* What the exercise asks: Exact repetition is required: output every record in full.

** Begin Record extracts **

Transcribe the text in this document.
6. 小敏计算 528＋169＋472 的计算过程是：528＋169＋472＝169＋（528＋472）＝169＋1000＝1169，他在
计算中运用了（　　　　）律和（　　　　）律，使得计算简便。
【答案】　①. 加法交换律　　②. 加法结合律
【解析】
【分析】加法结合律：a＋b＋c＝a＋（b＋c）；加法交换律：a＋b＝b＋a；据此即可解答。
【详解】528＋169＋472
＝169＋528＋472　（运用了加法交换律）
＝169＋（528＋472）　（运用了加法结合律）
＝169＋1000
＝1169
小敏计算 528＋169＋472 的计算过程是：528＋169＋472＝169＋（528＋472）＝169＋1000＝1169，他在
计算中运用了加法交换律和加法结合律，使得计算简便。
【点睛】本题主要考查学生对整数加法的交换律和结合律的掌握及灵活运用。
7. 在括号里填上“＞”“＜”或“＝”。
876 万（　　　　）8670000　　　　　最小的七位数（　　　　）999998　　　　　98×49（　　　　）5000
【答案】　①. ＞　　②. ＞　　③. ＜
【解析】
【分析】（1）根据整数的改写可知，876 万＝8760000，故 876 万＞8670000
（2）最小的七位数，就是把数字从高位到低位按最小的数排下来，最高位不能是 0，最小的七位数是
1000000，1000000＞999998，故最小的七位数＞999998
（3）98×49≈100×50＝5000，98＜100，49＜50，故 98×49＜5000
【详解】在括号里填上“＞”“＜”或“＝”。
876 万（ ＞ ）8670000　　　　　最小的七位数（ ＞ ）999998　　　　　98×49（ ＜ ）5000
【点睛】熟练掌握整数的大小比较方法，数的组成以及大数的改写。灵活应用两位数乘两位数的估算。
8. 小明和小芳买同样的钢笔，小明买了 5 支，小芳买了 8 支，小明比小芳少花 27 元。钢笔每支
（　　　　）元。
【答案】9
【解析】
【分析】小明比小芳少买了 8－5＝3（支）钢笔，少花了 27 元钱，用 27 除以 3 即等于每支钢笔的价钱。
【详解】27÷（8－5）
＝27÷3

** End Record extracts **

* Reply to the exercise:
Transcribe the text in this document.
6. 小敏计算 528＋169＋472 的计算过程是：528＋169＋472＝169＋（528＋472）＝169＋1000＝1169，他在
计算中运用了（　　　　）律和（　　　　）律，使得计算简便。
【答案】　①. 加法交换律　　②. 加法结合律
【解析】
【分析】加法结合律：a＋b＋c＝a＋（b＋c）；加法交换律：a＋b＝b＋a；据此即可解答。
【详解】528＋169＋472
＝169＋528＋472　（运用了加法交换律）
＝169＋（528＋472）　（运用了加法结合律）
＝169＋1000
＝1169
小敏计算 528＋169＋472 的计算过程是：528＋169＋472＝169＋（528＋472）＝169＋1000＝1169，他在
计算中运用了加法交换律和加法结合律，使得计算简便。
【点睛】本题主要考查学生对整数加法的交换律和结合律的掌握及灵活运用。
7. 在括号里填上“＞”“＜”或“＝”。
876 万（　　　　）8670000　　　　　最小的七位数（　　　　）999998　　　　　98×49（　　　　）5000
【答案】　①. ＞　　②. ＞　　③. ＜
【解析】
【分析】（1）根据整数的改写可知，876 万＝8760000，故 876 万＞8670000
（2）最小的七位数，就是把数字从高位到低位按最小的数排下来，最高位不能是 0，最小的七位数是
1000000，1000000＞999998，故最小的七位数＞999998
（3）98×49≈100×50＝5000，98＜100，49＜50，故 98×49＜5000
【详解】在括号里填上“＞”“＜”或“＝”。
876 万（ ＞ ）8670000　　　　　最小的七位数（ ＞ ）999998　　　　　98×49（ ＜ ）5000
【点睛】熟练掌握整数的大小比较方法，数的组成以及大数的改写。灵活应用两位数乘两位数的估算。
8. 小明和小芳买同样的钢笔，小明买了 5 支，小芳买了 8 支，小明比小芳少花 27 元。钢笔每支
（　　　　）元。
【答案】9
【解析】
【分析】小明比小芳少买了 8－5＝3（支）钢笔，少花了 27 元钱，用 27 除以 3 即等于每支钢笔的价钱。
【详解】27÷（8－5）
＝27÷3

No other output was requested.